[Saved data entries]
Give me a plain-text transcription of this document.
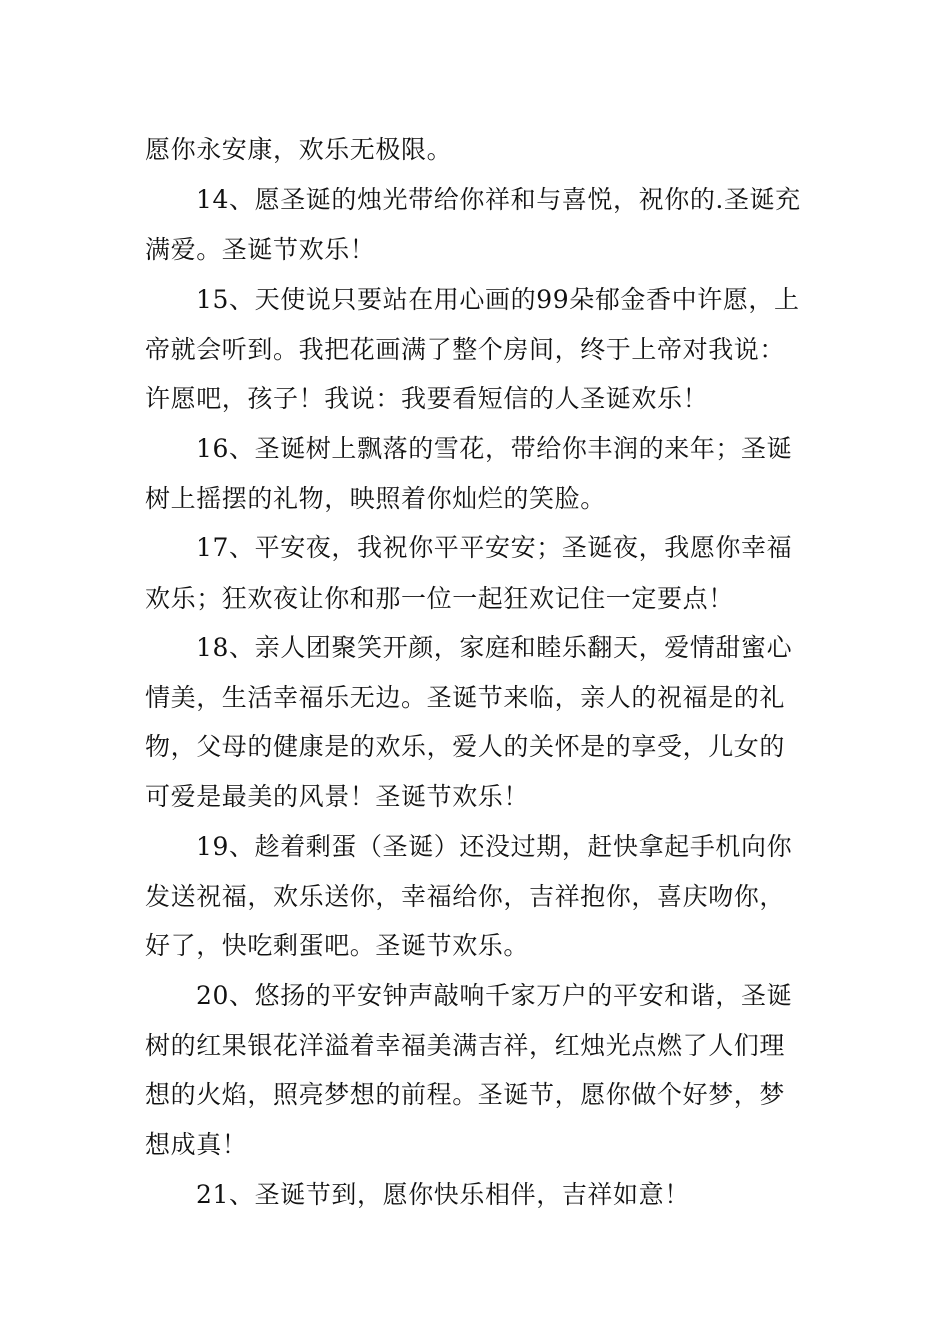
愿你永安康，欢乐无极限。
14、愿圣诞的烛光带给你祥和与喜悦，祝你的.圣诞充
满爱。圣诞节欢乐！
15、天使说只要站在用心画的99朵郁金香中许愿，上
帝就会听到。我把花画满了整个房间，终于上帝对我说：
许愿吧，孩子！我说：我要看短信的人圣诞欢乐！
16、圣诞树上飘落的雪花，带给你丰润的来年；圣诞
树上摇摆的礼物，映照着你灿烂的笑脸。
17、平安夜，我祝你平平安安；圣诞夜，我愿你幸福
欢乐；狂欢夜让你和那一位一起狂欢记住一定要点！
18、亲人团聚笑开颜，家庭和睦乐翻天，爱情甜蜜心
情美，生活幸福乐无边。圣诞节来临，亲人的祝福是的礼
物，父母的健康是的欢乐，爱人的关怀是的享受，儿女的
可爱是最美的风景！圣诞节欢乐！
19、趁着剩蛋（圣诞）还没过期，赶快拿起手机向你
发送祝福，欢乐送你，幸福给你，吉祥抱你，喜庆吻你，
好了，快吃剩蛋吧。圣诞节欢乐。
20、悠扬的平安钟声敲响千家万户的平安和谐，圣诞
树的红果银花洋溢着幸福美满吉祥，红烛光点燃了人们理
想的火焰，照亮梦想的前程。圣诞节，愿你做个好梦，梦
想成真！
21、圣诞节到，愿你快乐相伴，吉祥如意！
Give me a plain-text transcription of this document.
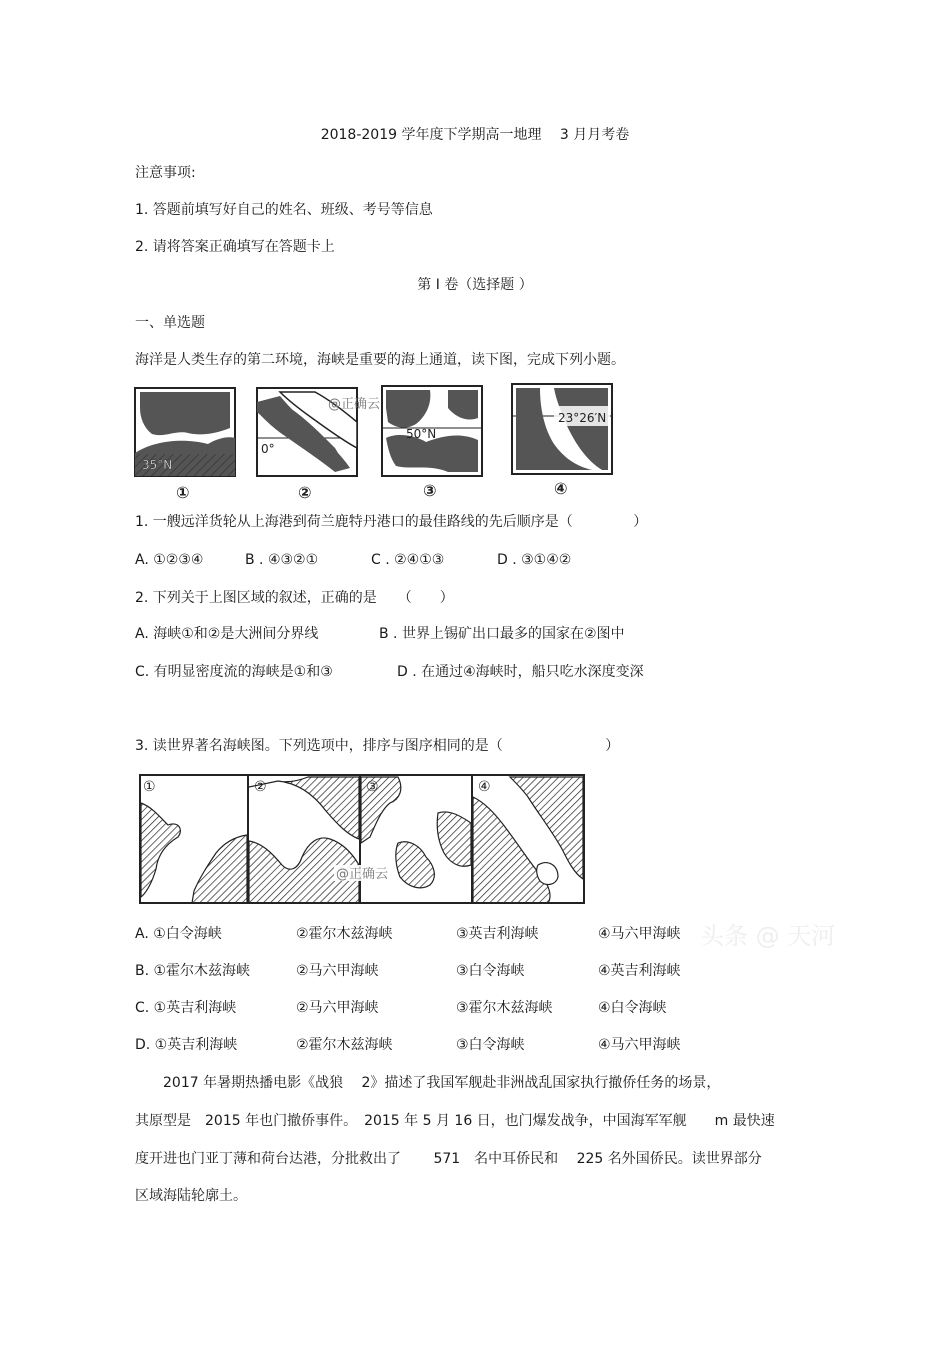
2018-2019 学年度下学期高一地理　 3 月月考卷
注意事项:
1. 答题前填写好自己的姓名、班级、考号等信息
2. 请将答案正确填写在答题卡上
第 I 卷（选择题 ）
一、单选题
海洋是人类生存的第二环境，海峡是重要的海上通道，读下图，完成下列小题。
35°N
①
0°
②
@正确云
50°N
③
23°26′N
④
1. 一艘远洋货轮从上海港到荷兰鹿特丹港口的最佳路线的先后顺序是（　　　　 ）
A. ①②③④	B . ④③②①	C . ②④①③	D . ③①④②
2. 下列关于上图区域的叙述，正确的是　　（　　）
A. 海峡①和②是大洲间分界线	B . 世界上锡矿出口最多的国家在②图中
C. 有明显密度流的海峡是①和③	D . 在通过④海峡时，船只吃水深度变深
3. 读世界著名海峡图。下列选项中，排序与图序相同的是（　　　　　　　 ）
①	②	③	④
@正确云
A. ①白令海峡	②霍尔木兹海峡	③英吉利海峡	④马六甲海峡
B. ①霍尔木兹海峡	②马六甲海峡	③白令海峡	④英吉利海峡
C. ①英吉利海峡	②马六甲海峡	③霍尔木兹海峡	④白令海峡
D. ①英吉利海峡	②霍尔木兹海峡	③白令海峡	④马六甲海峡
头条 @ 天河
　　2017 年暑期热播电影《战狼　 2》描述了我国军舰赴非洲战乱国家执行撤侨任务的场景，
其原型是　2015 年也门撤侨事件。　2015 年 5 月 16 日，也门爆发战争，中国海军军舰　　m 最快速
度开进也门亚丁薄和荷台达港，分批救出了　　 571　名中耳侨民和　 225 名外国侨民。读世界部分
区域海陆轮廓土。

■ What you need to do ■
Copy each line above where the string "③白令海峡" occurs.

■ Written reply ■
B. ①霍尔木兹海峡	②马六甲海峡	③白令海峡	④英吉利海峡
D. ①英吉利海峡	②霍尔木兹海峡	③白令海峡	④马六甲海峡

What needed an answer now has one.